◆ EXERCISE DESCRIPTION ◆
Find the lines of data that contain the string "date", then list them.
╭─ EXCERPTED RECORDS
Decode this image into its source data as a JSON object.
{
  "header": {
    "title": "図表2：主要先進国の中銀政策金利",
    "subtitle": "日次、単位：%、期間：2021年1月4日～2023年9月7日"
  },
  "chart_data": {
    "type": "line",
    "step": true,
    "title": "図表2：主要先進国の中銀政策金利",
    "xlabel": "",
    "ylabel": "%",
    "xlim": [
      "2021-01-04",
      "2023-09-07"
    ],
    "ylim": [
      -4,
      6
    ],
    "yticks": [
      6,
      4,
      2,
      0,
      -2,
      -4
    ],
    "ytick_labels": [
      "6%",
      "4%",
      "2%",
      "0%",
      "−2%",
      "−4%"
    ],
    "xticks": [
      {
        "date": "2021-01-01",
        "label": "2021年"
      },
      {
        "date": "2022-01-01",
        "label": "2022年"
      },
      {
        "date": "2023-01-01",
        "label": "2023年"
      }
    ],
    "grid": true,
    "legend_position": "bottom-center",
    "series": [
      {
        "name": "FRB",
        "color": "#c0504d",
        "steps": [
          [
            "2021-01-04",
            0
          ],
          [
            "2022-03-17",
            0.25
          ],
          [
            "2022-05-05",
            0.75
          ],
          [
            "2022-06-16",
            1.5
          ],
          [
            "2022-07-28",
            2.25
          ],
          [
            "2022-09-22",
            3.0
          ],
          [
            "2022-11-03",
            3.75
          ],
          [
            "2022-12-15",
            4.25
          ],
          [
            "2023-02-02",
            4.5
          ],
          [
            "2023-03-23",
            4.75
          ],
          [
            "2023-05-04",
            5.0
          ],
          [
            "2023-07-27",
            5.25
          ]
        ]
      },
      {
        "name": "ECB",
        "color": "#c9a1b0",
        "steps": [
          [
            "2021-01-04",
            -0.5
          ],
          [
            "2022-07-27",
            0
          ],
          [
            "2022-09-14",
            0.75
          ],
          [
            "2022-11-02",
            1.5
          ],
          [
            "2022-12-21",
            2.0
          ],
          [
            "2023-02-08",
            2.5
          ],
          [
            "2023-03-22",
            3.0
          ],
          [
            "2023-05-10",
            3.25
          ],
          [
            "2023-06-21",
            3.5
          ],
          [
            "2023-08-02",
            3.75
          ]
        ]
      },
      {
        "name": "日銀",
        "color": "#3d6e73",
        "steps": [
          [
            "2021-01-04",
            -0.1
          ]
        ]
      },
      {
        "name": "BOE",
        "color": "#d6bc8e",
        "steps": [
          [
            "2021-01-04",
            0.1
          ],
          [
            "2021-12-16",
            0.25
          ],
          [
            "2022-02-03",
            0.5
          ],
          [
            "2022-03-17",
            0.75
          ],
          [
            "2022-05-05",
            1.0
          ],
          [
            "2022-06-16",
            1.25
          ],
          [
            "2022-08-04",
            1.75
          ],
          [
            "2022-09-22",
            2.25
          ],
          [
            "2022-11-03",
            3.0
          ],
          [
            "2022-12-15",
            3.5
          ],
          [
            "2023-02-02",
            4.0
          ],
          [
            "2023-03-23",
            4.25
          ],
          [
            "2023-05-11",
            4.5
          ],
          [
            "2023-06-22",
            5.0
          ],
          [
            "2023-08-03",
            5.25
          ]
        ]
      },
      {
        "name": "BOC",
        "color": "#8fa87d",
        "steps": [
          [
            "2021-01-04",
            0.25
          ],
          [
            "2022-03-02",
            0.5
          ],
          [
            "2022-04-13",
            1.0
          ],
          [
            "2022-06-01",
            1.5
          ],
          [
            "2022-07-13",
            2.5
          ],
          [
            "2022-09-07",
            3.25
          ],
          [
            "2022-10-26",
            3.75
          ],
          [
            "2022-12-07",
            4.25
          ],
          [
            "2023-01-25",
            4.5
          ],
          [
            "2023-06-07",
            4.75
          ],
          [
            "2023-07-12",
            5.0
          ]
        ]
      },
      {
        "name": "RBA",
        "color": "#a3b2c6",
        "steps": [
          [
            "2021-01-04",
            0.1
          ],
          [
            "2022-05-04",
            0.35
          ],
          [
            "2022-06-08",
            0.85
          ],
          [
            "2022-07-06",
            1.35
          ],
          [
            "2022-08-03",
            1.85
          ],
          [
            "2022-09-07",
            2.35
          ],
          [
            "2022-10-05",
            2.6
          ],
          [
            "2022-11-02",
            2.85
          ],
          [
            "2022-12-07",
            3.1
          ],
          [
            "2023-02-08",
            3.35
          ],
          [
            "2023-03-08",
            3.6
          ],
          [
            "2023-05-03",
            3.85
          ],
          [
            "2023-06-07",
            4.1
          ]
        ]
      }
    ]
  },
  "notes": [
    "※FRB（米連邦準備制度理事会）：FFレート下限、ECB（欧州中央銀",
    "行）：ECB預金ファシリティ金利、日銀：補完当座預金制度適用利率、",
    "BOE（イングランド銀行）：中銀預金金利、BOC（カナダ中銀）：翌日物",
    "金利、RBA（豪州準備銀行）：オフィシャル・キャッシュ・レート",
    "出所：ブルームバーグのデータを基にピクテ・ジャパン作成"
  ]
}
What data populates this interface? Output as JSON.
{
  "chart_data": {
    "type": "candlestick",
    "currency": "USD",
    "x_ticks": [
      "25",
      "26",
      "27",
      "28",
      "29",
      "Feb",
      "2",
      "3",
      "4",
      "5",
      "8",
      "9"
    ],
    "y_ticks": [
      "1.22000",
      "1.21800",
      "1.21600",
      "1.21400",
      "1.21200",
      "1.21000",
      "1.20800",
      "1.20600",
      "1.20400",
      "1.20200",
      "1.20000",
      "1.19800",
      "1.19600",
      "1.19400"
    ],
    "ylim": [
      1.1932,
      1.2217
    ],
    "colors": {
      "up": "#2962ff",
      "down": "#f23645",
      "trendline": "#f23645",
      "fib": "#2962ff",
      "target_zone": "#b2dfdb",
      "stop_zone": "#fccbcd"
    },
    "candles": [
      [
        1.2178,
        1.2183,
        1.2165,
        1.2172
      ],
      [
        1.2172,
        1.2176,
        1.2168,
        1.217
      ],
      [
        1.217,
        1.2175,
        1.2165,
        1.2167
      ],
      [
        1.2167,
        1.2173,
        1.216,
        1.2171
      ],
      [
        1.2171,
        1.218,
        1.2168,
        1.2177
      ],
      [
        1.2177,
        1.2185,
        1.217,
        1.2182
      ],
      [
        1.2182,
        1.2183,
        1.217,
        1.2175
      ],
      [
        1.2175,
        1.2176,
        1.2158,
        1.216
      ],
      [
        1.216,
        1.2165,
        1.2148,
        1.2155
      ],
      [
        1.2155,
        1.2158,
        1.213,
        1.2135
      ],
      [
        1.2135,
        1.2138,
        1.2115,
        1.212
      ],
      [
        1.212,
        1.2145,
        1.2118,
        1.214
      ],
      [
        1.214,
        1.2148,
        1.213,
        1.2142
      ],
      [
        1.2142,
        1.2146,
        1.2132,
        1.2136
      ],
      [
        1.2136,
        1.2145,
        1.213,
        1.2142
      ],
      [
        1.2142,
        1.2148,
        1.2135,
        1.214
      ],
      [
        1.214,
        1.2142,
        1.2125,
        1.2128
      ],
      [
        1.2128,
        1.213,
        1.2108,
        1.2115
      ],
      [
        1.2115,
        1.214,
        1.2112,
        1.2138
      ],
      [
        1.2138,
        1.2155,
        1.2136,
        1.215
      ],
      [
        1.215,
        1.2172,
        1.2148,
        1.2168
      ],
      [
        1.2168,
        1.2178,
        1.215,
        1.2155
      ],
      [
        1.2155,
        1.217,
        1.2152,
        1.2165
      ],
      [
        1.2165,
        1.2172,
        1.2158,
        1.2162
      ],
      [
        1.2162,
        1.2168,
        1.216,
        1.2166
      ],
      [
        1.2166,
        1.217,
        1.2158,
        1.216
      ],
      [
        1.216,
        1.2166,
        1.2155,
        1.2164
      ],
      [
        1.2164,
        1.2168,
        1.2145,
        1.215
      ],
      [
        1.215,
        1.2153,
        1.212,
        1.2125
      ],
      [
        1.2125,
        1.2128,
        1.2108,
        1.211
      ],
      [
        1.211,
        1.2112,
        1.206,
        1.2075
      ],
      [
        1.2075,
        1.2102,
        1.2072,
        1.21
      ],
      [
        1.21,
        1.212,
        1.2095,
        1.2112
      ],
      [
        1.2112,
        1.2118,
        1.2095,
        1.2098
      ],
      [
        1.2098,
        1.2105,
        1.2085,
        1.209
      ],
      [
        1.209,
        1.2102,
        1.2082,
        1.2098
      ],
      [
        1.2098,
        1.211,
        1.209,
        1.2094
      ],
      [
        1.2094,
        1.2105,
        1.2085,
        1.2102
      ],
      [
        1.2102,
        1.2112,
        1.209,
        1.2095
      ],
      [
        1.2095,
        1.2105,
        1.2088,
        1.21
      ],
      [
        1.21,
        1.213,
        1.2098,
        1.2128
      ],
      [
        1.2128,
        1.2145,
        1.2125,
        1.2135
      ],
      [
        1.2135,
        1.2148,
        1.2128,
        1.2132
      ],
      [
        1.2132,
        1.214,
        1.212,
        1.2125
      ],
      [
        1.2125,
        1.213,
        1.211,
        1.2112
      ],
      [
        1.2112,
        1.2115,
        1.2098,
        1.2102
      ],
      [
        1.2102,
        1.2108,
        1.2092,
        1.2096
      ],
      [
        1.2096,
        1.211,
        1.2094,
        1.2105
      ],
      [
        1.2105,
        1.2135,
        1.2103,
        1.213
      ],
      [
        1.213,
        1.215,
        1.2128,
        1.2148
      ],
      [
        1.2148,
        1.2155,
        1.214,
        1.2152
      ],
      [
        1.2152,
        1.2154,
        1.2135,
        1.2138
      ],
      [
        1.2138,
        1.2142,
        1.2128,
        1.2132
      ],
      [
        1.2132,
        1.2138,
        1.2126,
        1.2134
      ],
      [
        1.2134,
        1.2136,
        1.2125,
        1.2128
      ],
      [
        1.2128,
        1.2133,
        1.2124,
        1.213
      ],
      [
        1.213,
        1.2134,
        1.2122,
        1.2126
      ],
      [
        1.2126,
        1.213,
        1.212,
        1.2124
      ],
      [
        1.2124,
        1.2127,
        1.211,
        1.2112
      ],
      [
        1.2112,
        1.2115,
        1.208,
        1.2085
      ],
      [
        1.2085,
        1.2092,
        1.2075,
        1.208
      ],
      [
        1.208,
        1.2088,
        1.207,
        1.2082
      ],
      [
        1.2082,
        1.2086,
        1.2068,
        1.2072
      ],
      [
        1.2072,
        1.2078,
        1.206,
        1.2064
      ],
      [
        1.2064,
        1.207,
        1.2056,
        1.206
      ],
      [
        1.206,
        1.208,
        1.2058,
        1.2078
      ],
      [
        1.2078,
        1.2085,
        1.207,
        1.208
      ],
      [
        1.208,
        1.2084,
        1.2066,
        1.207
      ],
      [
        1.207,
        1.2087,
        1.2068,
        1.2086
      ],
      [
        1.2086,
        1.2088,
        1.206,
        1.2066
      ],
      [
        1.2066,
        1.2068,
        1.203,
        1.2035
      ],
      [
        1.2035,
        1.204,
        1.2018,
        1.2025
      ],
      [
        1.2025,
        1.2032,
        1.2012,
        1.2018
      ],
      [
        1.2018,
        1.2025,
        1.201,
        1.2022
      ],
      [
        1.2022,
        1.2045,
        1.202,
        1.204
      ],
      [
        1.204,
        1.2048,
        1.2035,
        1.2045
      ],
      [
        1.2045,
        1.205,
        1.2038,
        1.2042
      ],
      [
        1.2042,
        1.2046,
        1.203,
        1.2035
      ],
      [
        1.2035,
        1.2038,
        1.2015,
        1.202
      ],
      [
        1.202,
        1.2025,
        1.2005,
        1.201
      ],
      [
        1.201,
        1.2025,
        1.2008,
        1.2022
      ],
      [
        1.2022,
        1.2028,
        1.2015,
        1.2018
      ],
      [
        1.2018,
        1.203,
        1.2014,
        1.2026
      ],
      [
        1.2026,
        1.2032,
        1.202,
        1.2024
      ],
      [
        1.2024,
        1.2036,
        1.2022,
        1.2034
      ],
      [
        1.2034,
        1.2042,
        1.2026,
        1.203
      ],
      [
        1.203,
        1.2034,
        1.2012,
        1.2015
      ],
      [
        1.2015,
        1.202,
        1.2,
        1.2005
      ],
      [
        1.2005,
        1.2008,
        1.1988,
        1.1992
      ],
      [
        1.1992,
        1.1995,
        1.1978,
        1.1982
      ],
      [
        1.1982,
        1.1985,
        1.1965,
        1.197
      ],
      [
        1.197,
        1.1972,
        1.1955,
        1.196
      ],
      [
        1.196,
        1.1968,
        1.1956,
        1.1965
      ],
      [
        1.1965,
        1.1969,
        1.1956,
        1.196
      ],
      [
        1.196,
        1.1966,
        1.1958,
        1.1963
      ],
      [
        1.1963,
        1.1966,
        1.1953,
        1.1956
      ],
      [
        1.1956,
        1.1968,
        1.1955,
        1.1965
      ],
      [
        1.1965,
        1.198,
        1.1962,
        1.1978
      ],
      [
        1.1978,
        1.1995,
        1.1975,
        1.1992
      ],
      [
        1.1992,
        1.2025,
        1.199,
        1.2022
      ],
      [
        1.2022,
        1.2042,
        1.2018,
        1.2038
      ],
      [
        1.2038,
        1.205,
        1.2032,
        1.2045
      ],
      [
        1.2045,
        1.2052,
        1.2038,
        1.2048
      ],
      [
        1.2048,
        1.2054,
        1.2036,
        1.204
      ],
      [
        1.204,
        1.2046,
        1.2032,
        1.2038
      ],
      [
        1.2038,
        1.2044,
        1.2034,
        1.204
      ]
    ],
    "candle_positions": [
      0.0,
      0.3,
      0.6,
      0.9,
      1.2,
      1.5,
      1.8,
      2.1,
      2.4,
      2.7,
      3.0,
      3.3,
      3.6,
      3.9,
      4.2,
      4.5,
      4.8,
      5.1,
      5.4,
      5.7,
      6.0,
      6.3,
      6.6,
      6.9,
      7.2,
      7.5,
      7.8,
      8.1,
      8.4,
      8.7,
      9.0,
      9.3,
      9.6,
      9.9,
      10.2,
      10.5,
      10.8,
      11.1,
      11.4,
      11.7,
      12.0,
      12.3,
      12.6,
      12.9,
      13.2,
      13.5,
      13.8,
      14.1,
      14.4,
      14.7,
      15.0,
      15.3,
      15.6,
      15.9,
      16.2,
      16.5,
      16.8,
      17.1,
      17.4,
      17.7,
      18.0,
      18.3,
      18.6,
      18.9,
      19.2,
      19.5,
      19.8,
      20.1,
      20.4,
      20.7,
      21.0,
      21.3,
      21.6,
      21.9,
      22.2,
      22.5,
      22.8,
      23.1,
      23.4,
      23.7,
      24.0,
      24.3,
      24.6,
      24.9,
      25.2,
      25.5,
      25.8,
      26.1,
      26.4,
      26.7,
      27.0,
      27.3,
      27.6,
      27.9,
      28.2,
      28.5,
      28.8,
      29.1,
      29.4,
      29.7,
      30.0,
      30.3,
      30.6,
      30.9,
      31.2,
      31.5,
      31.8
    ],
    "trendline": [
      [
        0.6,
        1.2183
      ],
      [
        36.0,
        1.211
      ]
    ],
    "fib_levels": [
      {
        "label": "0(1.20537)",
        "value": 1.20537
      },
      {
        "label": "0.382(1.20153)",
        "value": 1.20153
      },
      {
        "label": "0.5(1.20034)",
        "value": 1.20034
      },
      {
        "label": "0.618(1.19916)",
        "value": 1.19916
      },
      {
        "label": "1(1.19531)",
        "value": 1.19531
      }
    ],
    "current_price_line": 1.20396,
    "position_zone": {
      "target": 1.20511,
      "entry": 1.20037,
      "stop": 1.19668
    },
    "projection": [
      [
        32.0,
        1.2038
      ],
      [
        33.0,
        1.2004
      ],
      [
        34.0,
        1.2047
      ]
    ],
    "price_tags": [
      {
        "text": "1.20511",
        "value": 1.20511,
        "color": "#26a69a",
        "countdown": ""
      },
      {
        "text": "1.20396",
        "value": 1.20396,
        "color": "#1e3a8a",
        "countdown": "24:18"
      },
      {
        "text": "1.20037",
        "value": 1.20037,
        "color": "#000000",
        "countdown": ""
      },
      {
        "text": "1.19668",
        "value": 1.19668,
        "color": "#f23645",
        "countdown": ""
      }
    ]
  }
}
╰─
◆ COMPLETED TASK ◆
        "date": "2021-01-01",
        "date": "2022-01-01",
        "date": "2023-01-01",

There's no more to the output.